DATA FOR THIS TASK:
********************
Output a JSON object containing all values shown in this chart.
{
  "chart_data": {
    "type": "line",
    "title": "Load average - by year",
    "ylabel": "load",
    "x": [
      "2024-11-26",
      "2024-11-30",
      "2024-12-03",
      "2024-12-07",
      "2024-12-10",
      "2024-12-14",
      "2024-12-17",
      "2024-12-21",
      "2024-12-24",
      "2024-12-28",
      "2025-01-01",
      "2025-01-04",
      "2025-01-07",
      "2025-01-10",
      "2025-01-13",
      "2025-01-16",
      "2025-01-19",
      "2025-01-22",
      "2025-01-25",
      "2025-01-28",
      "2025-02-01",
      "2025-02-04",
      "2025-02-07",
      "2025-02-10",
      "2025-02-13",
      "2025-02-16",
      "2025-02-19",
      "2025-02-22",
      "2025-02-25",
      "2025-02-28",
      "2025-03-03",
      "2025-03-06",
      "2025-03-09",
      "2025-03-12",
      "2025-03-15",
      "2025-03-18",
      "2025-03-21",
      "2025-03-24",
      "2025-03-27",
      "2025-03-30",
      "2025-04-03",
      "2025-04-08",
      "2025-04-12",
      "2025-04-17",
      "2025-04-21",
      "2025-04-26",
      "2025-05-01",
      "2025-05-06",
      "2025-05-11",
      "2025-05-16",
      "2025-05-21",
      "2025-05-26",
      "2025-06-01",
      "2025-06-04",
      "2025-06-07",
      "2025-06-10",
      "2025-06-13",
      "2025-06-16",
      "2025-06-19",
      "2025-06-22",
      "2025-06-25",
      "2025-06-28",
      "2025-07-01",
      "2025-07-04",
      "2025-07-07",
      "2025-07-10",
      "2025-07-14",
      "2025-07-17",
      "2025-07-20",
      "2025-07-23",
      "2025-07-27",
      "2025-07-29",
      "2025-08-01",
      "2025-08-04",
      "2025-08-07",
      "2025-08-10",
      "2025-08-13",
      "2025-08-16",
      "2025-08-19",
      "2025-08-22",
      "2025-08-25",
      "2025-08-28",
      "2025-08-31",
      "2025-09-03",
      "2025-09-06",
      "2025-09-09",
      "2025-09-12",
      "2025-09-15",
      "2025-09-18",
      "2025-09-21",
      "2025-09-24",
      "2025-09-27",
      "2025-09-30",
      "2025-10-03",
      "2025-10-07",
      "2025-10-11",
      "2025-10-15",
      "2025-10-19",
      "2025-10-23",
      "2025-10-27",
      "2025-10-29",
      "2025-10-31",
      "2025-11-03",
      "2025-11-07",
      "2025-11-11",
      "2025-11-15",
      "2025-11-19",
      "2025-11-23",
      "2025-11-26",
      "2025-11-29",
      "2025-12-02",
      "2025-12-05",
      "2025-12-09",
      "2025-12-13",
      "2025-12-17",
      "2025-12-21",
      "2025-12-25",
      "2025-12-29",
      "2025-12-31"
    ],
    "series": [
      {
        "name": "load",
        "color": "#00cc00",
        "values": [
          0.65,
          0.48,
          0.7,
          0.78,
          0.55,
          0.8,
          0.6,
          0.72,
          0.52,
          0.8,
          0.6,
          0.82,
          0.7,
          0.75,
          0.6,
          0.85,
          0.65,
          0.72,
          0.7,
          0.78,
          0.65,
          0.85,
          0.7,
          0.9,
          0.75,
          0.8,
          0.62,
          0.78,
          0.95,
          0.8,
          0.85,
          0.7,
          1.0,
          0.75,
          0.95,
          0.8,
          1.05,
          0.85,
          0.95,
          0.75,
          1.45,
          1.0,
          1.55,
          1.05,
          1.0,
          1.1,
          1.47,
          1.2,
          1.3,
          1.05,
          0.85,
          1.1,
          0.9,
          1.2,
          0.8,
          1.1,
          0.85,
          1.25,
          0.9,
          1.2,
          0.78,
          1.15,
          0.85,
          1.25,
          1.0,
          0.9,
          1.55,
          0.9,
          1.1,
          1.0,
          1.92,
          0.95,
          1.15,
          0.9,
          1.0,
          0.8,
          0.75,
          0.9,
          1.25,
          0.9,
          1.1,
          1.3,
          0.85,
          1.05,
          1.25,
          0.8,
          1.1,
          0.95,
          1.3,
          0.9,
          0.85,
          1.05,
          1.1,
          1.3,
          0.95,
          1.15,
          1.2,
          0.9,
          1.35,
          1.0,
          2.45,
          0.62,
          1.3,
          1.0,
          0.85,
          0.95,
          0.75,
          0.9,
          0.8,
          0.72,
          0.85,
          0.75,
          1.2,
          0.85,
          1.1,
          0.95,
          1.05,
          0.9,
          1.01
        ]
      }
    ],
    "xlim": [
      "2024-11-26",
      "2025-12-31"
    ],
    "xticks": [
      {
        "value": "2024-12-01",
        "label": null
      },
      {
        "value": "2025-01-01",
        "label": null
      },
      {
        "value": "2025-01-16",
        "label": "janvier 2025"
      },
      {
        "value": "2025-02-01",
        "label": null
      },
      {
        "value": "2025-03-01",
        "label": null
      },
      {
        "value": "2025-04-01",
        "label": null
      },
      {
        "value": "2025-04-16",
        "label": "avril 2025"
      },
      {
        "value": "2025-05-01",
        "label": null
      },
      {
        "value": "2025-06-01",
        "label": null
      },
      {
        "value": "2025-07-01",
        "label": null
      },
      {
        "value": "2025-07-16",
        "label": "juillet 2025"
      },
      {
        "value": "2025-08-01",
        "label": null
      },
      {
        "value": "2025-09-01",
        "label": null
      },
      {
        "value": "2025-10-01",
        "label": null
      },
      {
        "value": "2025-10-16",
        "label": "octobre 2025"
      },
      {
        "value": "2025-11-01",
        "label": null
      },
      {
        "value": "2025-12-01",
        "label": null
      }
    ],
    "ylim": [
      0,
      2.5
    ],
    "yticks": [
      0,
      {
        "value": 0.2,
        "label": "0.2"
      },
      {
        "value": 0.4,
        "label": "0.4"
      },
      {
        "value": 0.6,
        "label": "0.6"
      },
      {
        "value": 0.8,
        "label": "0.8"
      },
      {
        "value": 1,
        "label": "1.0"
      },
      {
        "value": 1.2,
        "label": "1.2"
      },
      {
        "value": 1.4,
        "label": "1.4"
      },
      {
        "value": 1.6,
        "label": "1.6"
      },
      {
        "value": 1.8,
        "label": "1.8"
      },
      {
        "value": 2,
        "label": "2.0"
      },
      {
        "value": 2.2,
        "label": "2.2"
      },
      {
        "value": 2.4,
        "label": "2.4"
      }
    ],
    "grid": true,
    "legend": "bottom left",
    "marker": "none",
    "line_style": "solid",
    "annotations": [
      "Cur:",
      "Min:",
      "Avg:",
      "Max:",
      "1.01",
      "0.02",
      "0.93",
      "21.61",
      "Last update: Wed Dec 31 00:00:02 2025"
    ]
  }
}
********************
All of the entries should be written out again exactly.

Output a JSON object containing all values shown in this chart.
{
  "chart_data": {
    "type": "line",
    "title": "Load average - by year",
    "ylabel": "load",
    "x": [
      "2024-11-26",
      "2024-11-30",
      "2024-12-03",
      "2024-12-07",
      "2024-12-10",
      "2024-12-14",
      "2024-12-17",
      "2024-12-21",
      "2024-12-24",
      "2024-12-28",
      "2025-01-01",
      "2025-01-04",
      "2025-01-07",
      "2025-01-10",
      "2025-01-13",
      "2025-01-16",
      "2025-01-19",
      "2025-01-22",
      "2025-01-25",
      "2025-01-28",
      "2025-02-01",
      "2025-02-04",
      "2025-02-07",
      "2025-02-10",
      "2025-02-13",
      "2025-02-16",
      "2025-02-19",
      "2025-02-22",
      "2025-02-25",
      "2025-02-28",
      "2025-03-03",
      "2025-03-06",
      "2025-03-09",
      "2025-03-12",
      "2025-03-15",
      "2025-03-18",
      "2025-03-21",
      "2025-03-24",
      "2025-03-27",
      "2025-03-30",
      "2025-04-03",
      "2025-04-08",
      "2025-04-12",
      "2025-04-17",
      "2025-04-21",
      "2025-04-26",
      "2025-05-01",
      "2025-05-06",
      "2025-05-11",
      "2025-05-16",
      "2025-05-21",
      "2025-05-26",
      "2025-06-01",
      "2025-06-04",
      "2025-06-07",
      "2025-06-10",
      "2025-06-13",
      "2025-06-16",
      "2025-06-19",
      "2025-06-22",
      "2025-06-25",
      "2025-06-28",
      "2025-07-01",
      "2025-07-04",
      "2025-07-07",
      "2025-07-10",
      "2025-07-14",
      "2025-07-17",
      "2025-07-20",
      "2025-07-23",
      "2025-07-27",
      "2025-07-29",
      "2025-08-01",
      "2025-08-04",
      "2025-08-07",
      "2025-08-10",
      "2025-08-13",
      "2025-08-16",
      "2025-08-19",
      "2025-08-22",
      "2025-08-25",
      "2025-08-28",
      "2025-08-31",
      "2025-09-03",
      "2025-09-06",
      "2025-09-09",
      "2025-09-12",
      "2025-09-15",
      "2025-09-18",
      "2025-09-21",
      "2025-09-24",
      "2025-09-27",
      "2025-09-30",
      "2025-10-03",
      "2025-10-07",
      "2025-10-11",
      "2025-10-15",
      "2025-10-19",
      "2025-10-23",
      "2025-10-27",
      "2025-10-29",
      "2025-10-31",
      "2025-11-03",
      "2025-11-07",
      "2025-11-11",
      "2025-11-15",
      "2025-11-19",
      "2025-11-23",
      "2025-11-26",
      "2025-11-29",
      "2025-12-02",
      "2025-12-05",
      "2025-12-09",
      "2025-12-13",
      "2025-12-17",
      "2025-12-21",
      "2025-12-25",
      "2025-12-29",
      "2025-12-31"
    ],
    "series": [
      {
        "name": "load",
        "color": "#00cc00",
        "values": [
          0.65,
          0.48,
          0.7,
          0.78,
          0.55,
          0.8,
          0.6,
          0.72,
          0.52,
          0.8,
          0.6,
          0.82,
          0.7,
          0.75,
          0.6,
          0.85,
          0.65,
          0.72,
          0.7,
          0.78,
          0.65,
          0.85,
          0.7,
          0.9,
          0.75,
          0.8,
          0.62,
          0.78,
          0.95,
          0.8,
          0.85,
          0.7,
          1.0,
          0.75,
          0.95,
          0.8,
          1.05,
          0.85,
          0.95,
          0.75,
          1.45,
          1.0,
          1.55,
          1.05,
          1.0,
          1.1,
          1.47,
          1.2,
          1.3,
          1.05,
          0.85,
          1.1,
          0.9,
          1.2,
          0.8,
          1.1,
          0.85,
          1.25,
          0.9,
          1.2,
          0.78,
          1.15,
          0.85,
          1.25,
          1.0,
          0.9,
          1.55,
          0.9,
          1.1,
          1.0,
          1.92,
          0.95,
          1.15,
          0.9,
          1.0,
          0.8,
          0.75,
          0.9,
          1.25,
          0.9,
          1.1,
          1.3,
          0.85,
          1.05,
          1.25,
          0.8,
          1.1,
          0.95,
          1.3,
          0.9,
          0.85,
          1.05,
          1.1,
          1.3,
          0.95,
          1.15,
          1.2,
          0.9,
          1.35,
          1.0,
          2.45,
          0.62,
          1.3,
          1.0,
          0.85,
          0.95,
          0.75,
          0.9,
          0.8,
          0.72,
          0.85,
          0.75,
          1.2,
          0.85,
          1.1,
          0.95,
          1.05,
          0.9,
          1.01
        ]
      }
    ],
    "xlim": [
      "2024-11-26",
      "2025-12-31"
    ],
    "xticks": [
      {
        "value": "2024-12-01",
        "label": null
      },
      {
        "value": "2025-01-01",
        "label": null
      },
      {
        "value": "2025-01-16",
        "label": "janvier 2025"
      },
      {
        "value": "2025-02-01",
        "label": null
      },
      {
        "value": "2025-03-01",
        "label": null
      },
      {
        "value": "2025-04-01",
        "label": null
      },
      {
        "value": "2025-04-16",
        "label": "avril 2025"
      },
      {
        "value": "2025-05-01",
        "label": null
      },
      {
        "value": "2025-06-01",
        "label": null
      },
      {
        "value": "2025-07-01",
        "label": null
      },
      {
        "value": "2025-07-16",
        "label": "juillet 2025"
      },
      {
        "value": "2025-08-01",
        "label": null
      },
      {
        "value": "2025-09-01",
        "label": null
      },
      {
        "value": "2025-10-01",
        "label": null
      },
      {
        "value": "2025-10-16",
        "label": "octobre 2025"
      },
      {
        "value": "2025-11-01",
        "label": null
      },
      {
        "value": "2025-12-01",
        "label": null
      }
    ],
    "ylim": [
      0,
      2.5
    ],
    "yticks": [
      0,
      {
        "value": 0.2,
        "label": "0.2"
      },
      {
        "value": 0.4,
        "label": "0.4"
      },
      {
        "value": 0.6,
        "label": "0.6"
      },
      {
        "value": 0.8,
        "label": "0.8"
      },
      {
        "value": 1,
        "label": "1.0"
      },
      {
        "value": 1.2,
        "label": "1.2"
      },
      {
        "value": 1.4,
        "label": "1.4"
      },
      {
        "value": 1.6,
        "label": "1.6"
      },
      {
        "value": 1.8,
        "label": "1.8"
      },
      {
        "value": 2,
        "label": "2.0"
      },
      {
        "value": 2.2,
        "label": "2.2"
      },
      {
        "value": 2.4,
        "label": "2.4"
      }
    ],
    "grid": true,
    "legend": "bottom left",
    "marker": "none",
    "line_style": "solid",
    "annotations": [
      "Cur:",
      "Min:",
      "Avg:",
      "Max:",
      "1.01",
      "0.02",
      "0.93",
      "21.61",
      "Last update: Wed Dec 31 00:00:02 2025"
    ]
  }
}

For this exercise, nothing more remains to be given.